Collect every line in the records below that contains the word "JSON".

——

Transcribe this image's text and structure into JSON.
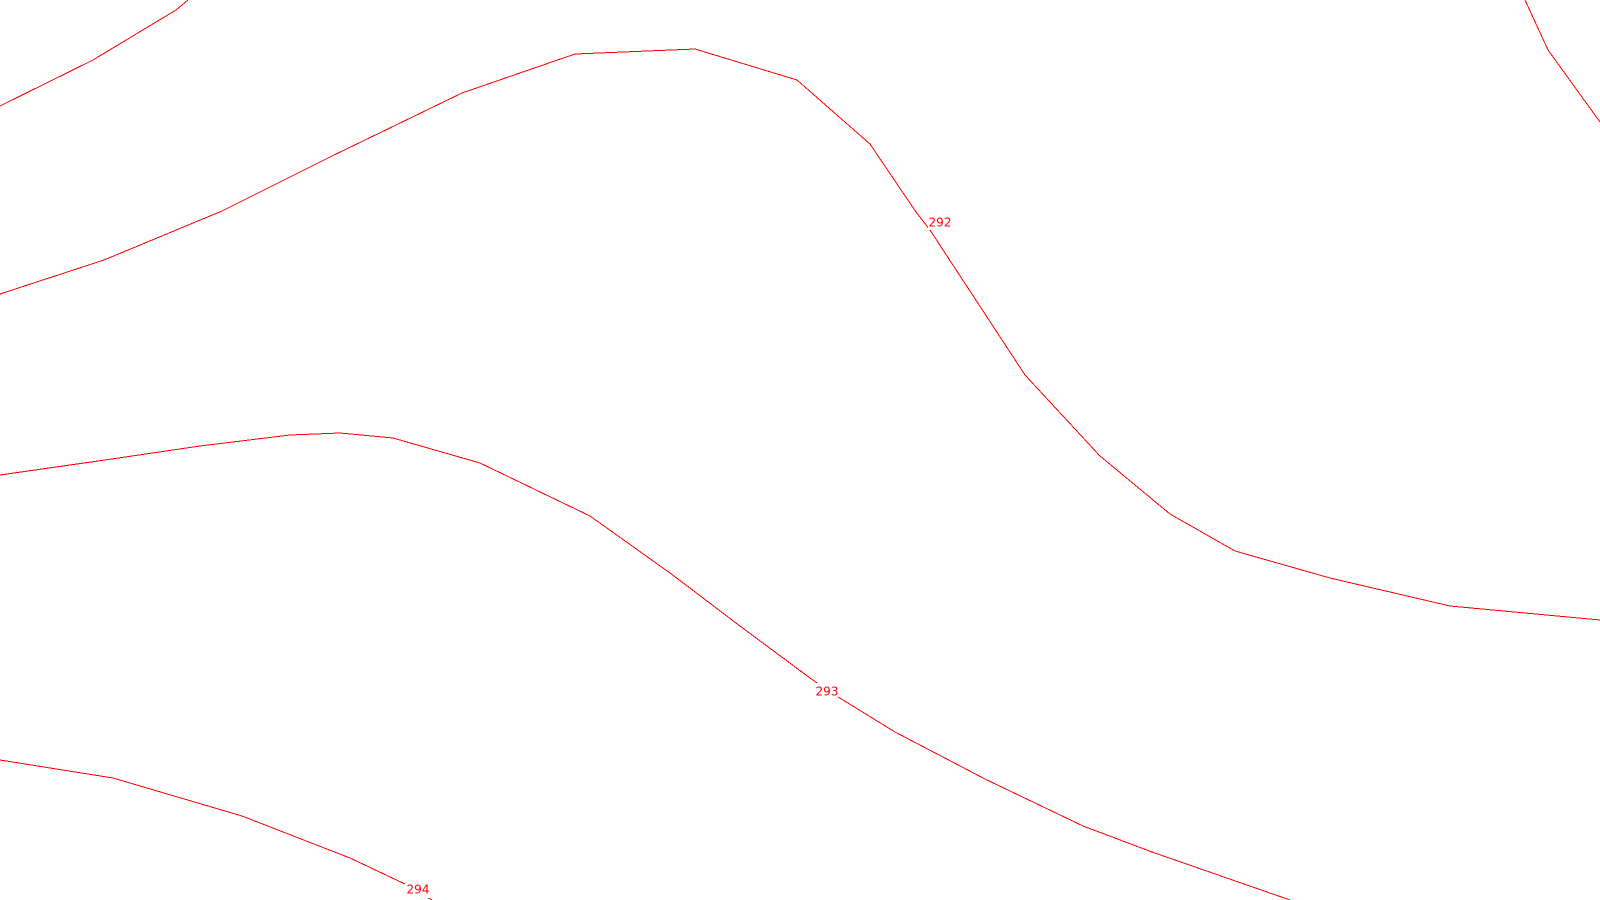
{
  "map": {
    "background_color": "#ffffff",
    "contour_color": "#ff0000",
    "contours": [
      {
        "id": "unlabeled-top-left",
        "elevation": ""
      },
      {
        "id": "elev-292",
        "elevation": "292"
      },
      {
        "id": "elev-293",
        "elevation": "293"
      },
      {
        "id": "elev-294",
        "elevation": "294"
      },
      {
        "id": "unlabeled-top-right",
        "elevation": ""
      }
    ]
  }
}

——

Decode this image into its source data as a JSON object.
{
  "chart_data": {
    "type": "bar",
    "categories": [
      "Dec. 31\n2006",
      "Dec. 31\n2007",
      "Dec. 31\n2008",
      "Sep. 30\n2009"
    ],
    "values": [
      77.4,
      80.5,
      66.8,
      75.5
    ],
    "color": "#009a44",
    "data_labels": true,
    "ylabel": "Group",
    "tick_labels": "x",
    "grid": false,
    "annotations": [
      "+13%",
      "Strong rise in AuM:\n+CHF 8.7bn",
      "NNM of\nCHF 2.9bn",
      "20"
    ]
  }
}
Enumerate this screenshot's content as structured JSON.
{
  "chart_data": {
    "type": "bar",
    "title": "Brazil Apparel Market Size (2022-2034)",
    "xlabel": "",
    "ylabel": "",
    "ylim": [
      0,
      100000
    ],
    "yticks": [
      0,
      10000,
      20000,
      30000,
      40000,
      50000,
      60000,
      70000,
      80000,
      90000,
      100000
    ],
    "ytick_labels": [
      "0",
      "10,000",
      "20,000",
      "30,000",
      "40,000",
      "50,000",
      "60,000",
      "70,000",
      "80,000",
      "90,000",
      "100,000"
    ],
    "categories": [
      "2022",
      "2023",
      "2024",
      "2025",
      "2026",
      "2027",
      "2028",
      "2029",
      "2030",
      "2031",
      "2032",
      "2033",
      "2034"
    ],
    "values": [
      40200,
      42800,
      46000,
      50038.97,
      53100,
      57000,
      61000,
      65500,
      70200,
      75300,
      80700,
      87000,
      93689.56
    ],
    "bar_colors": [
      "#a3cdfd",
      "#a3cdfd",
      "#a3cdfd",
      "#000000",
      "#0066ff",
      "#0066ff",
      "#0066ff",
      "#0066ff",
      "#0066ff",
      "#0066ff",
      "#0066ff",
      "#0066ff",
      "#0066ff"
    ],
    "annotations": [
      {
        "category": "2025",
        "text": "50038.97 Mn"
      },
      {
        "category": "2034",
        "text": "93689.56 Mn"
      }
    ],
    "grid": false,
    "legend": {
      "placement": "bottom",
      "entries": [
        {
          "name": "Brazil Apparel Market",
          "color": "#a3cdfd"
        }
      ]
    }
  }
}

——

**The completed task**:
Transcribe this image's text and structure into JSON.
Decode this image into its source data as a JSON object.
Enumerate this screenshot's content as structured JSON.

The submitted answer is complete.